→ WHAT THE EXERCISE ASKS: Restate each line of the listing exactly, without carrying over any pictures.

** Begin SUPPLIED MATERIAL **

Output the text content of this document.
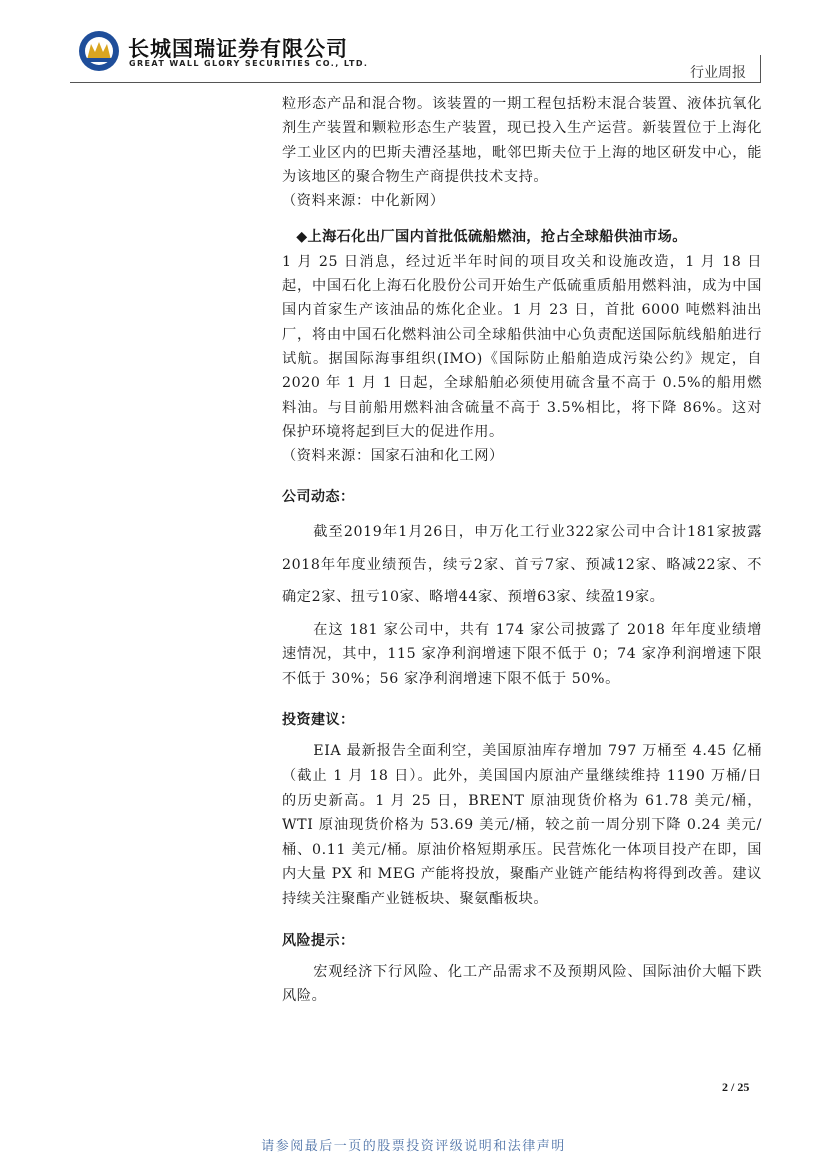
长城国瑞证券有限公司
GREAT WALL GLORY SECURITIES CO., LTD.
行业周报

粒形态产品和混合物。该装置的一期工程包括粉末混合装置、液体抗氧化剂生产装置和颗粒形态生产装置，现已投入生产运营。新装置位于上海化学工业区内的巴斯夫漕泾基地，毗邻巴斯夫位于上海的地区研发中心，能为该地区的聚合物生产商提供技术支持。

（资料来源：中化新网）

◆上海石化出厂国内首批低硫船燃油，抢占全球船供油市场。

1 月 25 日消息，经过近半年时间的项目攻关和设施改造，1 月 18 日起，中国石化上海石化股份公司开始生产低硫重质船用燃料油，成为中国国内首家生产该油品的炼化企业。1 月 23 日，首批 6000 吨燃料油出厂，将由中国石化燃料油公司全球船供油中心负责配送国际航线船舶进行试航。据国际海事组织(IMO)《国际防止船舶造成污染公约》规定，自 2020 年 1 月 1 日起，全球船舶必须使用硫含量不高于 0.5%的船用燃料油。与目前船用燃料油含硫量不高于 3.5%相比，将下降 86%。这对保护环境将起到巨大的促进作用。

（资料来源：国家石油和化工网）

公司动态：

截至2019年1月26日，申万化工行业322家公司中合计181家披露2018年年度业绩预告，续亏2家、首亏7家、预减12家、略减22家、不确定2家、扭亏10家、略增44家、预增63家、续盈19家。

在这 181 家公司中，共有 174 家公司披露了 2018 年年度业绩增速情况，其中，115 家净利润增速下限不低于 0；74 家净利润增速下限不低于 30%；56 家净利润增速下限不低于 50%。

投资建议：

EIA 最新报告全面利空，美国原油库存增加 797 万桶至 4.45 亿桶（截止 1 月 18 日）。此外，美国国内原油产量继续维持 1190 万桶/日的历史新高。1 月 25 日，BRENT 原油现货价格为 61.78 美元/桶，WTI 原油现货价格为 53.69 美元/桶，较之前一周分别下降 0.24 美元/桶、0.11 美元/桶。原油价格短期承压。民营炼化一体项目投产在即，国内大量 PX 和 MEG 产能将投放，聚酯产业链产能结构将得到改善。建议持续关注聚酯产业链板块、聚氨酯板块。

风险提示：

宏观经济下行风险、化工产品需求不及预期风险、国际油价大幅下跌风险。

2 / 25
请参阅最后一页的股票投资评级说明和法律声明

** End SUPPLIED MATERIAL **

→ RESULT OF THIS TASK:
Output the text content of this document.
长城国瑞证券有限公司
GREAT WALL GLORY SECURITIES CO., LTD.
行业周报

粒形态产品和混合物。该装置的一期工程包括粉末混合装置、液体抗氧化剂生产装置和颗粒形态生产装置，现已投入生产运营。新装置位于上海化学工业区内的巴斯夫漕泾基地，毗邻巴斯夫位于上海的地区研发中心，能为该地区的聚合物生产商提供技术支持。

（资料来源：中化新网）

◆上海石化出厂国内首批低硫船燃油，抢占全球船供油市场。

1 月 25 日消息，经过近半年时间的项目攻关和设施改造，1 月 18 日起，中国石化上海石化股份公司开始生产低硫重质船用燃料油，成为中国国内首家生产该油品的炼化企业。1 月 23 日，首批 6000 吨燃料油出厂，将由中国石化燃料油公司全球船供油中心负责配送国际航线船舶进行试航。据国际海事组织(IMO)《国际防止船舶造成污染公约》规定，自 2020 年 1 月 1 日起，全球船舶必须使用硫含量不高于 0.5%的船用燃料油。与目前船用燃料油含硫量不高于 3.5%相比，将下降 86%。这对保护环境将起到巨大的促进作用。

（资料来源：国家石油和化工网）

公司动态：

截至2019年1月26日，申万化工行业322家公司中合计181家披露2018年年度业绩预告，续亏2家、首亏7家、预减12家、略减22家、不确定2家、扭亏10家、略增44家、预增63家、续盈19家。

在这 181 家公司中，共有 174 家公司披露了 2018 年年度业绩增速情况，其中，115 家净利润增速下限不低于 0；74 家净利润增速下限不低于 30%；56 家净利润增速下限不低于 50%。

投资建议：

EIA 最新报告全面利空，美国原油库存增加 797 万桶至 4.45 亿桶（截止 1 月 18 日）。此外，美国国内原油产量继续维持 1190 万桶/日的历史新高。1 月 25 日，BRENT 原油现货价格为 61.78 美元/桶，WTI 原油现货价格为 53.69 美元/桶，较之前一周分别下降 0.24 美元/桶、0.11 美元/桶。原油价格短期承压。民营炼化一体项目投产在即，国内大量 PX 和 MEG 产能将投放，聚酯产业链产能结构将得到改善。建议持续关注聚酯产业链板块、聚氨酯板块。

风险提示：

宏观经济下行风险、化工产品需求不及预期风险、国际油价大幅下跌风险。

2 / 25
请参阅最后一页的股票投资评级说明和法律声明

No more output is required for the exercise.